Records about charts and figures
==============================

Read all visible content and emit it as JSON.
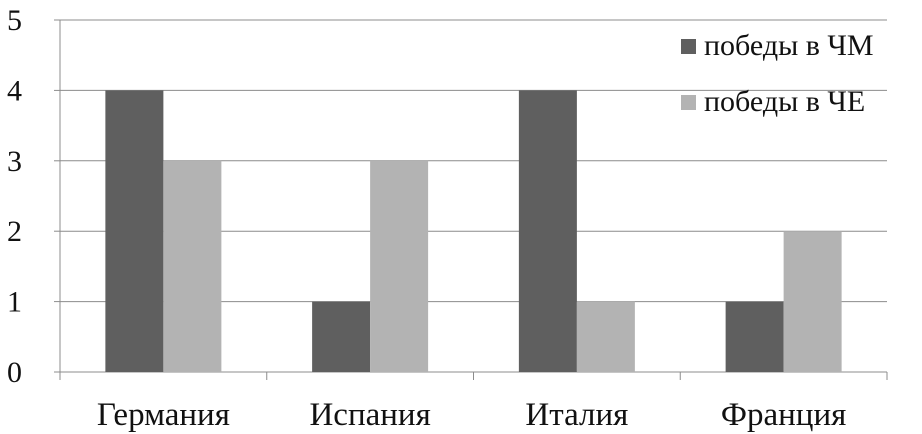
{
  "chart_data": {
    "type": "bar",
    "title": "",
    "xlabel": "",
    "ylabel": "",
    "categories": [
      "Германия",
      "Испания",
      "Италия",
      "Франция"
    ],
    "series": [
      {
        "name": "победы в ЧМ",
        "values": [
          4,
          1,
          4,
          1
        ],
        "color": "#5f5f5f"
      },
      {
        "name": "победы в ЧЕ",
        "values": [
          3,
          3,
          1,
          2
        ],
        "color": "#b3b3b3"
      }
    ],
    "ylim": [
      0,
      5
    ],
    "yticks": [
      0,
      1,
      2,
      3,
      4,
      5
    ],
    "grid": true,
    "legend_position": "top-right"
  }
}
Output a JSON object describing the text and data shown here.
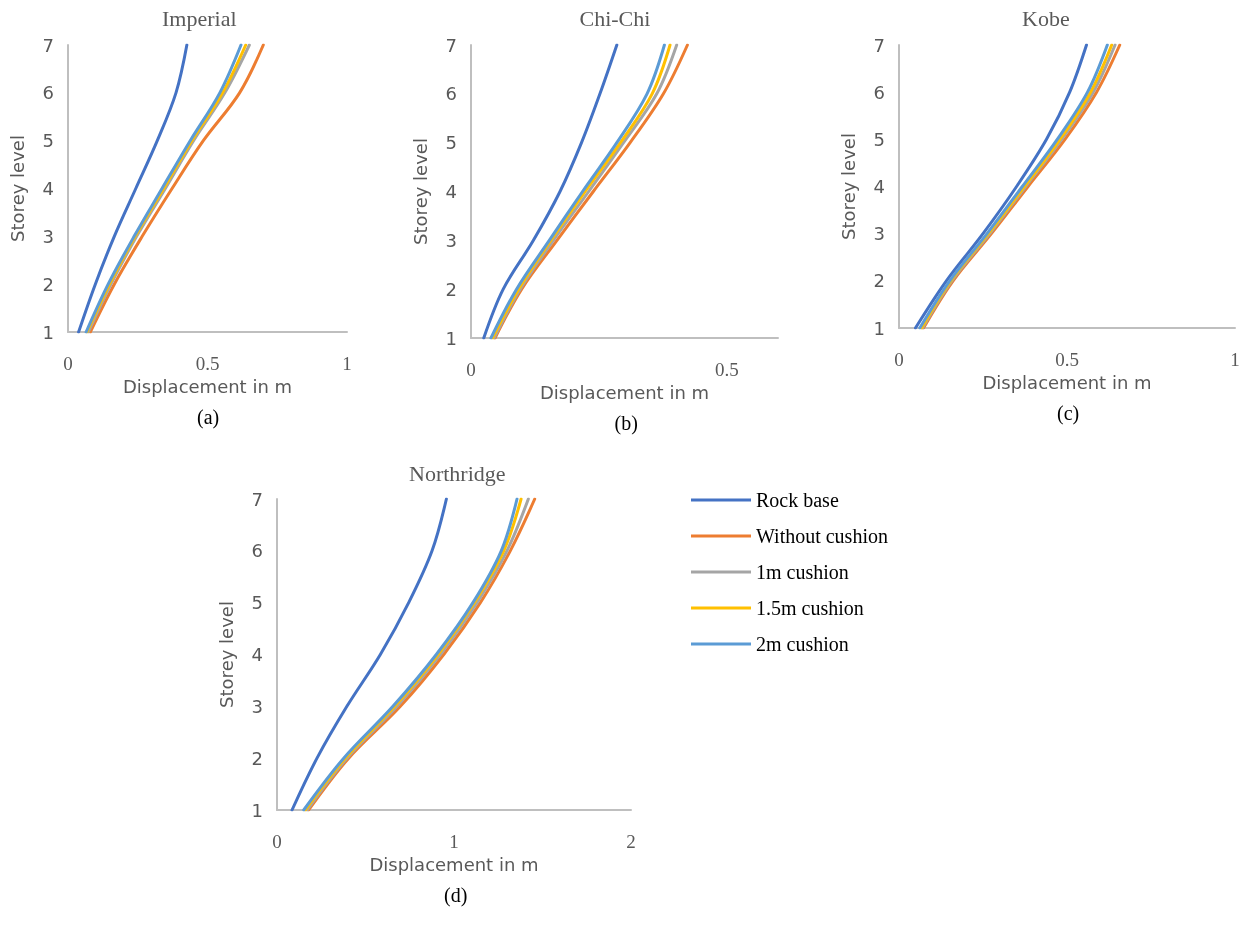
{
  "chart_data": [
    {
      "type": "line",
      "title": "Imperial",
      "xlabel": "Displacement in m",
      "ylabel": "Storey level",
      "annotations": [
        "(a)"
      ],
      "xlim": [
        0,
        1
      ],
      "xticks": [
        0,
        0.5,
        1
      ],
      "ylim": [
        1,
        7
      ],
      "yticks": [
        1,
        2,
        3,
        4,
        5,
        6,
        7
      ],
      "marker": "none",
      "series": [
        {
          "color": "#4472c4",
          "x": [
            0.038,
            0.098,
            0.166,
            0.243,
            0.32,
            0.387,
            0.426
          ],
          "values": [
            1,
            2,
            3,
            4,
            5,
            6,
            7
          ]
        },
        {
          "color": "#ed7d31",
          "x": [
            0.08,
            0.166,
            0.266,
            0.373,
            0.485,
            0.615,
            0.7
          ],
          "values": [
            1,
            2,
            3,
            4,
            5,
            6,
            7
          ]
        },
        {
          "color": "#a5a5a5",
          "x": [
            0.073,
            0.154,
            0.246,
            0.349,
            0.45,
            0.562,
            0.65
          ],
          "values": [
            1,
            2,
            3,
            4,
            5,
            6,
            7
          ]
        },
        {
          "color": "#ffc000",
          "x": [
            0.068,
            0.149,
            0.241,
            0.343,
            0.444,
            0.554,
            0.637
          ],
          "values": [
            1,
            2,
            3,
            4,
            5,
            6,
            7
          ]
        },
        {
          "color": "#5b9bd5",
          "x": [
            0.065,
            0.144,
            0.237,
            0.337,
            0.438,
            0.544,
            0.62
          ],
          "values": [
            1,
            2,
            3,
            4,
            5,
            6,
            7
          ]
        }
      ]
    },
    {
      "type": "line",
      "title": "Chi-Chi",
      "xlabel": "Displacement in m",
      "ylabel": "Storey level",
      "annotations": [
        "(b)"
      ],
      "xlim": [
        0,
        0.6
      ],
      "xticks": [
        0,
        0.5
      ],
      "ylim": [
        1,
        7
      ],
      "yticks": [
        1,
        2,
        3,
        4,
        5,
        6,
        7
      ],
      "marker": "none",
      "series": [
        {
          "color": "#4472c4",
          "x": [
            0.025,
            0.063,
            0.122,
            0.174,
            0.216,
            0.252,
            0.285
          ],
          "values": [
            1,
            2,
            3,
            4,
            5,
            6,
            7
          ]
        },
        {
          "color": "#ed7d31",
          "x": [
            0.047,
            0.099,
            0.168,
            0.239,
            0.311,
            0.376,
            0.423
          ],
          "values": [
            1,
            2,
            3,
            4,
            5,
            6,
            7
          ]
        },
        {
          "color": "#a5a5a5",
          "x": [
            0.045,
            0.096,
            0.161,
            0.23,
            0.298,
            0.363,
            0.402
          ],
          "values": [
            1,
            2,
            3,
            4,
            5,
            6,
            7
          ]
        },
        {
          "color": "#ffc000",
          "x": [
            0.042,
            0.093,
            0.156,
            0.223,
            0.292,
            0.354,
            0.389
          ],
          "values": [
            1,
            2,
            3,
            4,
            5,
            6,
            7
          ]
        },
        {
          "color": "#5b9bd5",
          "x": [
            0.039,
            0.089,
            0.153,
            0.218,
            0.285,
            0.344,
            0.378
          ],
          "values": [
            1,
            2,
            3,
            4,
            5,
            6,
            7
          ]
        }
      ]
    },
    {
      "type": "line",
      "title": "Kobe",
      "xlabel": "Displacement in m",
      "ylabel": "Storey level",
      "annotations": [
        "(c)"
      ],
      "xlim": [
        0,
        1
      ],
      "xticks": [
        0,
        0.5,
        1
      ],
      "ylim": [
        1,
        7
      ],
      "yticks": [
        1,
        2,
        3,
        4,
        5,
        6,
        7
      ],
      "marker": "none",
      "series": [
        {
          "color": "#4472c4",
          "x": [
            0.049,
            0.141,
            0.25,
            0.35,
            0.439,
            0.508,
            0.558
          ],
          "values": [
            1,
            2,
            3,
            4,
            5,
            6,
            7
          ]
        },
        {
          "color": "#ed7d31",
          "x": [
            0.073,
            0.161,
            0.275,
            0.384,
            0.494,
            0.588,
            0.657
          ],
          "values": [
            1,
            2,
            3,
            4,
            5,
            6,
            7
          ]
        },
        {
          "color": "#a5a5a5",
          "x": [
            0.07,
            0.157,
            0.27,
            0.377,
            0.484,
            0.578,
            0.643
          ],
          "values": [
            1,
            2,
            3,
            4,
            5,
            6,
            7
          ]
        },
        {
          "color": "#ffc000",
          "x": [
            0.067,
            0.154,
            0.266,
            0.373,
            0.479,
            0.57,
            0.633
          ],
          "values": [
            1,
            2,
            3,
            4,
            5,
            6,
            7
          ]
        },
        {
          "color": "#5b9bd5",
          "x": [
            0.062,
            0.151,
            0.262,
            0.367,
            0.471,
            0.561,
            0.62
          ],
          "values": [
            1,
            2,
            3,
            4,
            5,
            6,
            7
          ]
        }
      ]
    },
    {
      "type": "line",
      "title": "Northridge",
      "xlabel": "Displacement in m",
      "ylabel": "Storey level",
      "annotations": [
        "(d)"
      ],
      "xlim": [
        0,
        2
      ],
      "xticks": [
        0,
        1,
        2
      ],
      "ylim": [
        1,
        7
      ],
      "yticks": [
        1,
        2,
        3,
        4,
        5,
        6,
        7
      ],
      "marker": "none",
      "legend": "right",
      "series": [
        {
          "name": "Rock base",
          "color": "#4472c4",
          "x": [
            0.085,
            0.226,
            0.395,
            0.584,
            0.744,
            0.876,
            0.957
          ],
          "values": [
            1,
            2,
            3,
            4,
            5,
            6,
            7
          ]
        },
        {
          "name": "Without cushion",
          "color": "#ed7d31",
          "x": [
            0.179,
            0.405,
            0.697,
            0.942,
            1.149,
            1.318,
            1.456
          ],
          "values": [
            1,
            2,
            3,
            4,
            5,
            6,
            7
          ]
        },
        {
          "name": "1m cushion",
          "color": "#a5a5a5",
          "x": [
            0.17,
            0.395,
            0.678,
            0.923,
            1.13,
            1.299,
            1.42
          ],
          "values": [
            1,
            2,
            3,
            4,
            5,
            6,
            7
          ]
        },
        {
          "name": "1.5m cushion",
          "color": "#ffc000",
          "x": [
            0.16,
            0.386,
            0.665,
            0.91,
            1.115,
            1.281,
            1.379
          ],
          "values": [
            1,
            2,
            3,
            4,
            5,
            6,
            7
          ]
        },
        {
          "name": "2m cushion",
          "color": "#5b9bd5",
          "x": [
            0.151,
            0.377,
            0.655,
            0.9,
            1.107,
            1.267,
            1.356
          ],
          "values": [
            1,
            2,
            3,
            4,
            5,
            6,
            7
          ]
        }
      ]
    }
  ]
}
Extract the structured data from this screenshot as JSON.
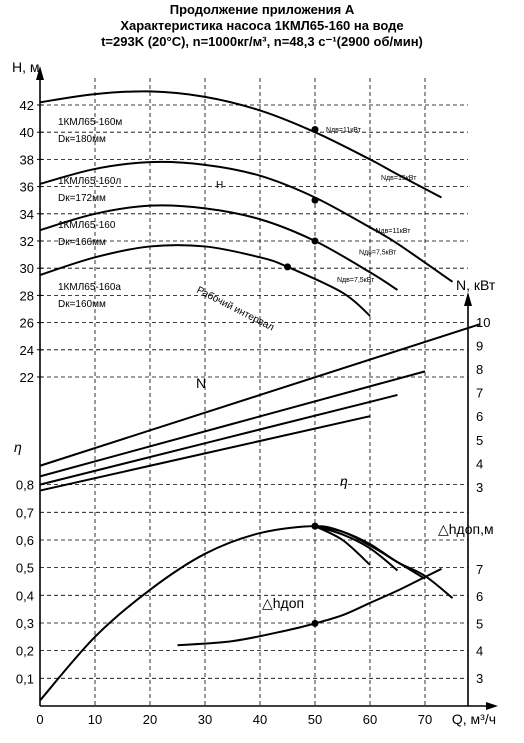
{
  "title": {
    "line1": "Продолжение приложения А",
    "line2": "Характеристика насоса 1КМЛ65-160 на воде",
    "line3": "t=293K (20°C), n=1000кг/м³, n=48,3 с⁻¹(2900 об/мин)"
  },
  "chart_data": {
    "type": "line",
    "x_axis": {
      "label": "Q, м³/ч",
      "range": [
        0,
        80
      ],
      "ticks": [
        0,
        10,
        20,
        30,
        40,
        50,
        60,
        70
      ]
    },
    "h_axis": {
      "label": "H, м",
      "range": [
        22,
        43
      ],
      "ticks": [
        22,
        24,
        26,
        28,
        30,
        32,
        34,
        36,
        38,
        40,
        42
      ]
    },
    "eta_axis": {
      "label": "η",
      "range": [
        0,
        0.9
      ],
      "ticks": [
        "0,1",
        "0,2",
        "0,3",
        "0,4",
        "0,5",
        "0,6",
        "0,7",
        "0,8"
      ]
    },
    "n_axis": {
      "label": "N, кВт",
      "range": [
        2,
        10
      ],
      "ticks": [
        3,
        4,
        5,
        6,
        7,
        8,
        9,
        10
      ]
    },
    "dh_axis": {
      "label": "△hдоп,м",
      "range": [
        2,
        7.5
      ],
      "ticks": [
        3,
        4,
        5,
        6,
        7
      ]
    },
    "head_curves": [
      {
        "name": "1КМЛ65-160м",
        "dk": "Dк=180мм",
        "points": [
          [
            0,
            42.2
          ],
          [
            10,
            42.8
          ],
          [
            20,
            43.0
          ],
          [
            30,
            42.6
          ],
          [
            40,
            41.6
          ],
          [
            50,
            40.0
          ],
          [
            60,
            38.0
          ],
          [
            65,
            36.9
          ],
          [
            73,
            35.2
          ]
        ]
      },
      {
        "name": "1КМЛ65-160л",
        "dk": "Dк=172мм",
        "points": [
          [
            0,
            36.2
          ],
          [
            10,
            37.3
          ],
          [
            20,
            37.8
          ],
          [
            30,
            37.6
          ],
          [
            40,
            36.8
          ],
          [
            50,
            35.2
          ],
          [
            60,
            33.0
          ],
          [
            65,
            31.8
          ],
          [
            75,
            29.0
          ]
        ]
      },
      {
        "name": "1КМЛ65-160",
        "dk": "Dк=166мм",
        "points": [
          [
            0,
            32.8
          ],
          [
            10,
            34.0
          ],
          [
            20,
            34.6
          ],
          [
            30,
            34.4
          ],
          [
            40,
            33.6
          ],
          [
            50,
            32.0
          ],
          [
            60,
            29.7
          ],
          [
            65,
            28.4
          ]
        ]
      },
      {
        "name": "1КМЛ65-160а",
        "dk": "Dк=160мм",
        "points": [
          [
            0,
            29.5
          ],
          [
            10,
            30.8
          ],
          [
            20,
            31.6
          ],
          [
            30,
            31.6
          ],
          [
            40,
            30.8
          ],
          [
            45,
            30.1
          ],
          [
            55,
            28.2
          ],
          [
            60,
            26.5
          ]
        ]
      }
    ],
    "head_markers": [
      [
        50,
        40.2
      ],
      [
        50,
        35.0
      ],
      [
        50,
        32.0
      ],
      [
        45,
        30.1
      ]
    ],
    "power_curves": [
      {
        "points": [
          [
            0,
            3.9
          ],
          [
            80,
            9.9
          ]
        ]
      },
      {
        "points": [
          [
            0,
            3.45
          ],
          [
            70,
            7.9
          ]
        ]
      },
      {
        "points": [
          [
            0,
            3.1
          ],
          [
            65,
            6.9
          ]
        ]
      },
      {
        "points": [
          [
            0,
            2.85
          ],
          [
            60,
            6.0
          ]
        ]
      }
    ],
    "efficiency_curves": [
      {
        "points": [
          [
            0,
            0.02
          ],
          [
            10,
            0.25
          ],
          [
            20,
            0.42
          ],
          [
            30,
            0.55
          ],
          [
            40,
            0.625
          ],
          [
            50,
            0.65
          ],
          [
            55,
            0.63
          ],
          [
            60,
            0.585
          ],
          [
            65,
            0.52
          ],
          [
            70,
            0.47
          ],
          [
            75,
            0.39
          ]
        ]
      },
      {
        "points": [
          [
            50,
            0.65
          ],
          [
            55,
            0.63
          ],
          [
            60,
            0.58
          ],
          [
            65,
            0.52
          ],
          [
            70,
            0.46
          ]
        ]
      },
      {
        "points": [
          [
            50,
            0.65
          ],
          [
            55,
            0.62
          ],
          [
            60,
            0.57
          ],
          [
            65,
            0.49
          ]
        ]
      },
      {
        "points": [
          [
            50,
            0.65
          ],
          [
            55,
            0.6
          ],
          [
            60,
            0.51
          ]
        ]
      }
    ],
    "npsh_curve": {
      "points": [
        [
          25,
          4.2
        ],
        [
          35,
          4.35
        ],
        [
          45,
          4.75
        ],
        [
          50,
          5.0
        ],
        [
          55,
          5.3
        ],
        [
          60,
          5.75
        ],
        [
          65,
          6.2
        ],
        [
          70,
          6.7
        ],
        [
          73,
          7.0
        ]
      ]
    },
    "npsh_marker": [
      50,
      5.0
    ],
    "operating_interval_label": "Рабочий интервал",
    "power_labels": [
      {
        "text": "Nдв=11кВт",
        "x": 52,
        "y": 40.0
      },
      {
        "text": "Nдв=15кВт",
        "x": 62,
        "y": 36.5
      },
      {
        "text": "Nдв=11кВт",
        "x": 61,
        "y": 32.6
      },
      {
        "text": "Nдв=7,5кВт",
        "x": 58,
        "y": 31.0
      },
      {
        "text": "Nдв=7,5кВт",
        "x": 54,
        "y": 29.0
      }
    ],
    "curve_group_labels": {
      "head": "H",
      "power": "N",
      "efficiency": "η",
      "npsh": "△hдоп"
    }
  }
}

==============================

= WORK REQUIRED =
In the listing above, find each line with the word "right" and copy it.

= EXERCISE OUTPUT =
    "legend_position": "top-right"
      "legend": "right",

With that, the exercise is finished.